Start of EXERCISE MATERIALS

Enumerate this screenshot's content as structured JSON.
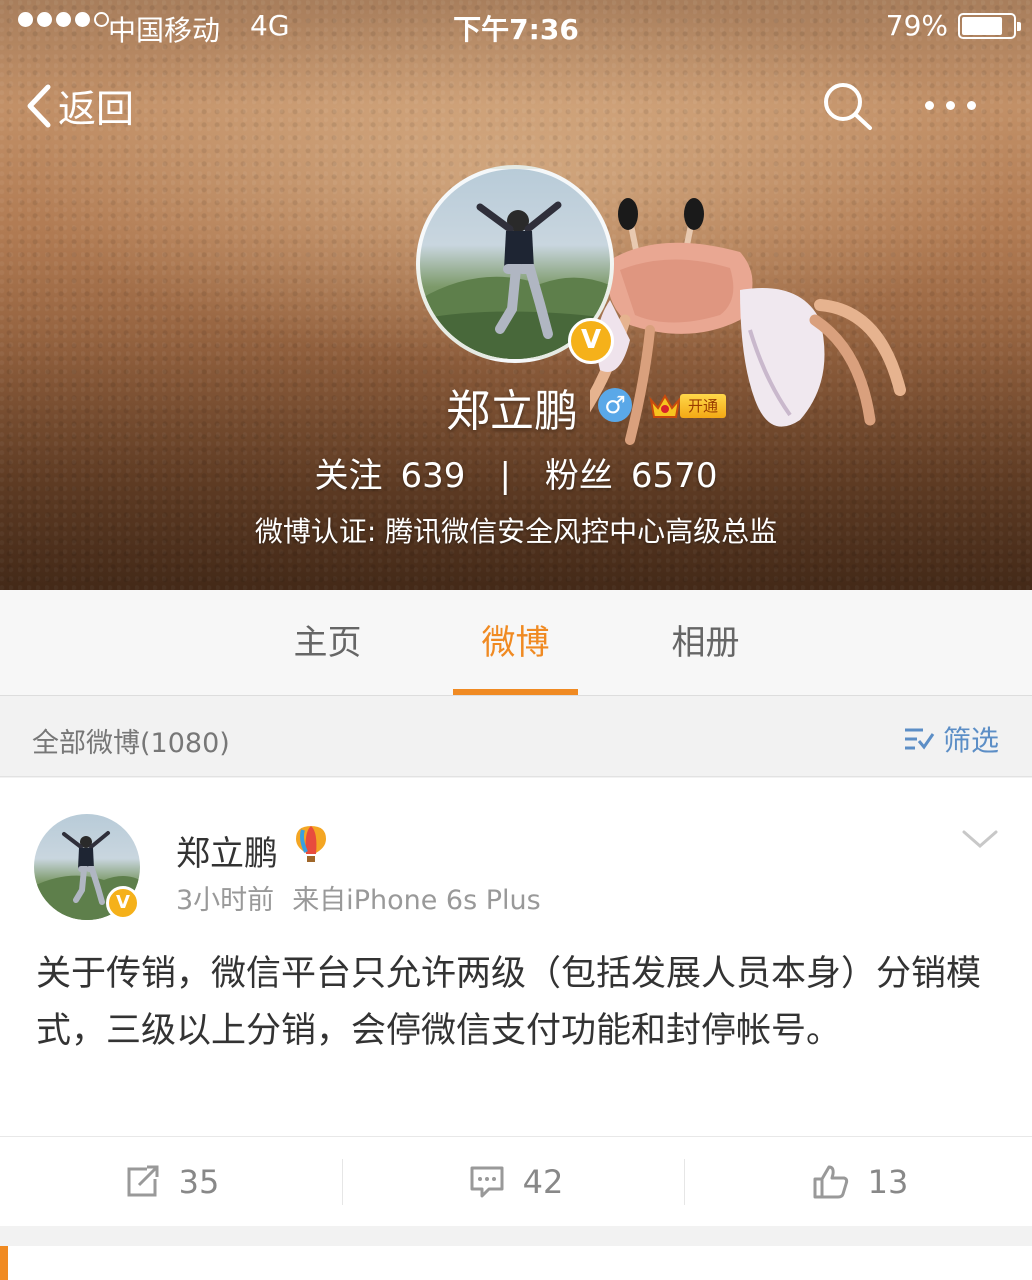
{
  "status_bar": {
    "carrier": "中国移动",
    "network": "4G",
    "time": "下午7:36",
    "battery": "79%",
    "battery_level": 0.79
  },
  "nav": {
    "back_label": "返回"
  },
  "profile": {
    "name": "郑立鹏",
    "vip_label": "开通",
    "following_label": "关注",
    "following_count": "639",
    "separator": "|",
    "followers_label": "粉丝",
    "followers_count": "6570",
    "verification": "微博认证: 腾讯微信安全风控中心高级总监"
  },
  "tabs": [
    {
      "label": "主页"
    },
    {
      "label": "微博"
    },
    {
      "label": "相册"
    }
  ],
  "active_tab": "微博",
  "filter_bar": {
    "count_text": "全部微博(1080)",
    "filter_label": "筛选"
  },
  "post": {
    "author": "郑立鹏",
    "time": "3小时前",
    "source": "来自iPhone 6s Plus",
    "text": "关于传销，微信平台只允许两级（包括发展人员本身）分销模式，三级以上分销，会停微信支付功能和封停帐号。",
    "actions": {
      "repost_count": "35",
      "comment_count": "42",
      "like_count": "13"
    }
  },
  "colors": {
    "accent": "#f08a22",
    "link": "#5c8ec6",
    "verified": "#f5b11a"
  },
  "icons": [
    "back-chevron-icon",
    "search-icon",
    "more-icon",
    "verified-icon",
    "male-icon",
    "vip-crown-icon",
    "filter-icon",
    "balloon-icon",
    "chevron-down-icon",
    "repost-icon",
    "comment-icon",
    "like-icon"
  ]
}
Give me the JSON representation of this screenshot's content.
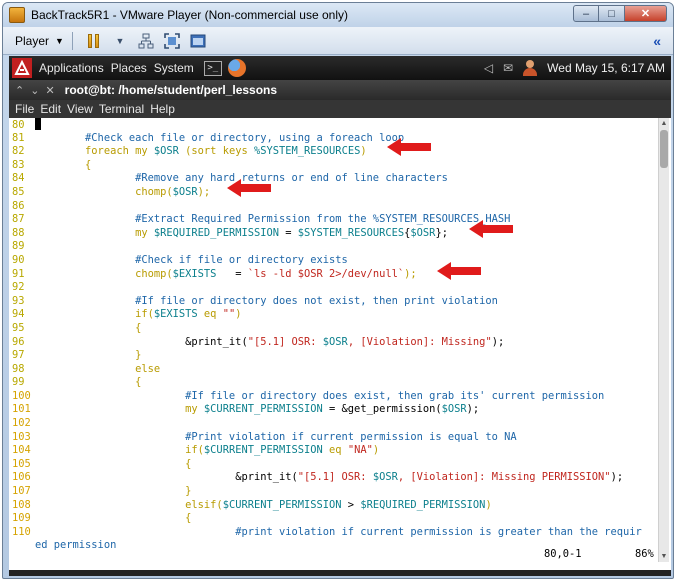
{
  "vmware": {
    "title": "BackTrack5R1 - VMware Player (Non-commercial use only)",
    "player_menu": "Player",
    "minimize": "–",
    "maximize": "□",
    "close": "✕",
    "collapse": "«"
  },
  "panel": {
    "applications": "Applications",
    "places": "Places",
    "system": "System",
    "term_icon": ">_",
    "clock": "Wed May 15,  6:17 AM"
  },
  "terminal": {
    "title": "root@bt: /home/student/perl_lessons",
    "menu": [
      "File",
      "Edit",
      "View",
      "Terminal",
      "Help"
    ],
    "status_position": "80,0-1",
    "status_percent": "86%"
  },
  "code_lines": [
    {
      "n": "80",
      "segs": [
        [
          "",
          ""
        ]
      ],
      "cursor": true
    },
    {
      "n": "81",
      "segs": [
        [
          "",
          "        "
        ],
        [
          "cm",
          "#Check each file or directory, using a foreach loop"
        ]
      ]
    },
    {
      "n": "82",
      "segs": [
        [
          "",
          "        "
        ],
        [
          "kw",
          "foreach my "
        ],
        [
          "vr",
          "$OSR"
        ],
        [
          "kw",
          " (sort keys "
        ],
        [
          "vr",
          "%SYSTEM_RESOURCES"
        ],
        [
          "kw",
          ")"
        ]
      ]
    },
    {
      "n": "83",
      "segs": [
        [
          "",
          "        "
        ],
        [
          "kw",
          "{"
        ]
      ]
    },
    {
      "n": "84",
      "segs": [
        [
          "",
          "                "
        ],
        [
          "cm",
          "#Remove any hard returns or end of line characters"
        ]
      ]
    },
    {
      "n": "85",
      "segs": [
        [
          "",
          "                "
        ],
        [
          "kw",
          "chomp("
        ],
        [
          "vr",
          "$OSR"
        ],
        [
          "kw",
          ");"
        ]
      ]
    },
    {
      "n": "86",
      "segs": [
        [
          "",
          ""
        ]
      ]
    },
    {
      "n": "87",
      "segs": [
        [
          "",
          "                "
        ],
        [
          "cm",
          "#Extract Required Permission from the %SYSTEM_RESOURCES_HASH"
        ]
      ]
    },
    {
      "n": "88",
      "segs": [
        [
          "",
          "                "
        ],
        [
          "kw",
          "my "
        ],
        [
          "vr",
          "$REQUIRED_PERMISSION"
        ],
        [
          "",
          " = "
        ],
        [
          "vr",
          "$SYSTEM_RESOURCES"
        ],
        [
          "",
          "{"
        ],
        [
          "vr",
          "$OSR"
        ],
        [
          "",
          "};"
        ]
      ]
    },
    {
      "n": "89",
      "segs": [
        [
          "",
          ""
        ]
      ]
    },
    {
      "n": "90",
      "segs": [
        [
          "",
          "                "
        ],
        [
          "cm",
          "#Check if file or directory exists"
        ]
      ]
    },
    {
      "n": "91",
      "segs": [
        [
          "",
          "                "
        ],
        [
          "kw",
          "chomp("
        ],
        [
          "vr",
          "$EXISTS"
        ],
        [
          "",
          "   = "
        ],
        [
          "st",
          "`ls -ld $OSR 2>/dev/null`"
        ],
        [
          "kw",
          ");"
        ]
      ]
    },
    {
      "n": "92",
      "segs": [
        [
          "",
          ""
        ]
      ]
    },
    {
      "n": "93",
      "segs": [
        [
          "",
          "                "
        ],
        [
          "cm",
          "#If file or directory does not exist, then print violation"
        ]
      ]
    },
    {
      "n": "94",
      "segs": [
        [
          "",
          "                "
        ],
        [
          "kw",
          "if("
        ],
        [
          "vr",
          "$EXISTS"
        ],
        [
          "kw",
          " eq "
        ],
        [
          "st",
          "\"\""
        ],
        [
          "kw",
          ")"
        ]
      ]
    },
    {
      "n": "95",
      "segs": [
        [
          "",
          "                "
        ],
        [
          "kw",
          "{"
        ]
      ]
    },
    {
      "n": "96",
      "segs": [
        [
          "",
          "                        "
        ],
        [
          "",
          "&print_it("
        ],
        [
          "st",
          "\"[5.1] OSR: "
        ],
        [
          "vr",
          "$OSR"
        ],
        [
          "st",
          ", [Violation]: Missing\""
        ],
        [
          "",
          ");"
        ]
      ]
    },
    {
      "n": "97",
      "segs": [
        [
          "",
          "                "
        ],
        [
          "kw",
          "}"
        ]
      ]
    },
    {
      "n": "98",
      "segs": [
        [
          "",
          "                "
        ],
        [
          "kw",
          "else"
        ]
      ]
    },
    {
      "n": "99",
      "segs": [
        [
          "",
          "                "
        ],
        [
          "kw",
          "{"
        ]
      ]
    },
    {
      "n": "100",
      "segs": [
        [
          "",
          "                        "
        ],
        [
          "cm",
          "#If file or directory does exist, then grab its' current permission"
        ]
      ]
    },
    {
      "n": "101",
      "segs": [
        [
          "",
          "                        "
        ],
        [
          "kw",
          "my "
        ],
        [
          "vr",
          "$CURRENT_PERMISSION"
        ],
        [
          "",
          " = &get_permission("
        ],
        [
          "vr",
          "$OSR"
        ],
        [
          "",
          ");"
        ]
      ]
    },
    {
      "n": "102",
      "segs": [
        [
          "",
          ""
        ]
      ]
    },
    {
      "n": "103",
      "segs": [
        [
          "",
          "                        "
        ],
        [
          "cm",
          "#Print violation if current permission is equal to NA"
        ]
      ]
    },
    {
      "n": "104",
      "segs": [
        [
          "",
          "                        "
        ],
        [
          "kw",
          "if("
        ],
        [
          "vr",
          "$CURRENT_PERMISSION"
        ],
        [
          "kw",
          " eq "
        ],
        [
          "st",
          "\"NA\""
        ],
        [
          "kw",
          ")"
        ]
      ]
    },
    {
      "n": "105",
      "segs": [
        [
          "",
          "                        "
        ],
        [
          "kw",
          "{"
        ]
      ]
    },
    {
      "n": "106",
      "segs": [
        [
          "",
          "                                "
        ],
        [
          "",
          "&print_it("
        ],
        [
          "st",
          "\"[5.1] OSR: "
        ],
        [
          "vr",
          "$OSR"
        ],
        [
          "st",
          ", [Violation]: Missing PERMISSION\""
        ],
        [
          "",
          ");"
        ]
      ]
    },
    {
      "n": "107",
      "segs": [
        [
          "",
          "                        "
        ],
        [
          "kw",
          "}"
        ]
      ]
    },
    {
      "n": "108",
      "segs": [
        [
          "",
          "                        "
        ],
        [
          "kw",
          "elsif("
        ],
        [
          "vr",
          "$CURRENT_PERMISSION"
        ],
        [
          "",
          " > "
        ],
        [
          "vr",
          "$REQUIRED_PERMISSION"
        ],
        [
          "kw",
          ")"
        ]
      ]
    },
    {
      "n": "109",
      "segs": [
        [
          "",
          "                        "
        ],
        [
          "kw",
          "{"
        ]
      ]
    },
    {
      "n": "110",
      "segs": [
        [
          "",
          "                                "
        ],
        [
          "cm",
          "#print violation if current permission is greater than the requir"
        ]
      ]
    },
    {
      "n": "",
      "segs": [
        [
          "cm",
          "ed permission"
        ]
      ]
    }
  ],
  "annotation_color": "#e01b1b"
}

End of EXERCISE MATERIALS

STATED PROBLEM >> Show every line of the records above that contains the word "then".

FINAL RESULT >>
          "#If file or directory does not exist, then print violation"
          "#If file or directory does exist, then grab its' current permission"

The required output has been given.